* EXERCISE DIRECTIONS
Make an exact copy of all the entries below, with the pictures left out.

** start of SOURCE RECORDS **

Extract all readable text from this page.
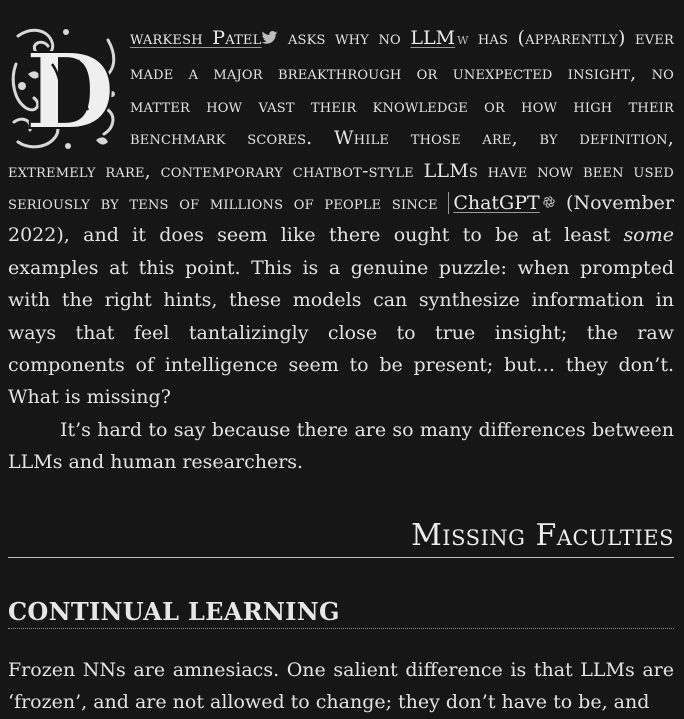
D warkesh Patel
asks why no LLM W has (apparently) ever made a major breakthrough or unexpected insight, no matter how vast their knowledge or how high their benchmark scores. While those are, by definition, extremely rare, contemporary chatbot-style LLMs have now been used seriously by tens of millions of people since ChatGPT
(November 2022), and it does seem like there ought to be at least some examples at this point. This is a genuine puzzle: when prompted with the right hints, these models can synthesize information in ways that feel tantalizingly close to true insight; the raw components of intelligence seem to be present; but… they don’t. What is missing?

It’s hard to say because there are so many differences between LLMs and human researchers.

Missing Faculties
CONTINUAL LEARNING

Frozen NNs are amnesiacs. One salient difference is that LLMs are ‘frozen’, and are not allowed to change; they don’t have to be, and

** end of SOURCE RECORDS **

* SOLUTION FOR THIS EXERCISE
Extract all readable text from this page.
D warkesh Patel
asks why no LLM W has (apparently) ever made a major breakthrough or unexpected insight, no matter how vast their knowledge or how high their benchmark scores. While those are, by definition, extremely rare, contemporary chatbot-style LLMs have now been used seriously by tens of millions of people since ChatGPT
(November 2022), and it does seem like there ought to be at least some examples at this point. This is a genuine puzzle: when prompted with the right hints, these models can synthesize information in ways that feel tantalizingly close to true insight; the raw components of intelligence seem to be present; but… they don’t. What is missing?

It’s hard to say because there are so many differences between LLMs and human researchers.

Missing Faculties
CONTINUAL LEARNING

Frozen NNs are amnesiacs. One salient difference is that LLMs are ‘frozen’, and are not allowed to change; they don’t have to be, and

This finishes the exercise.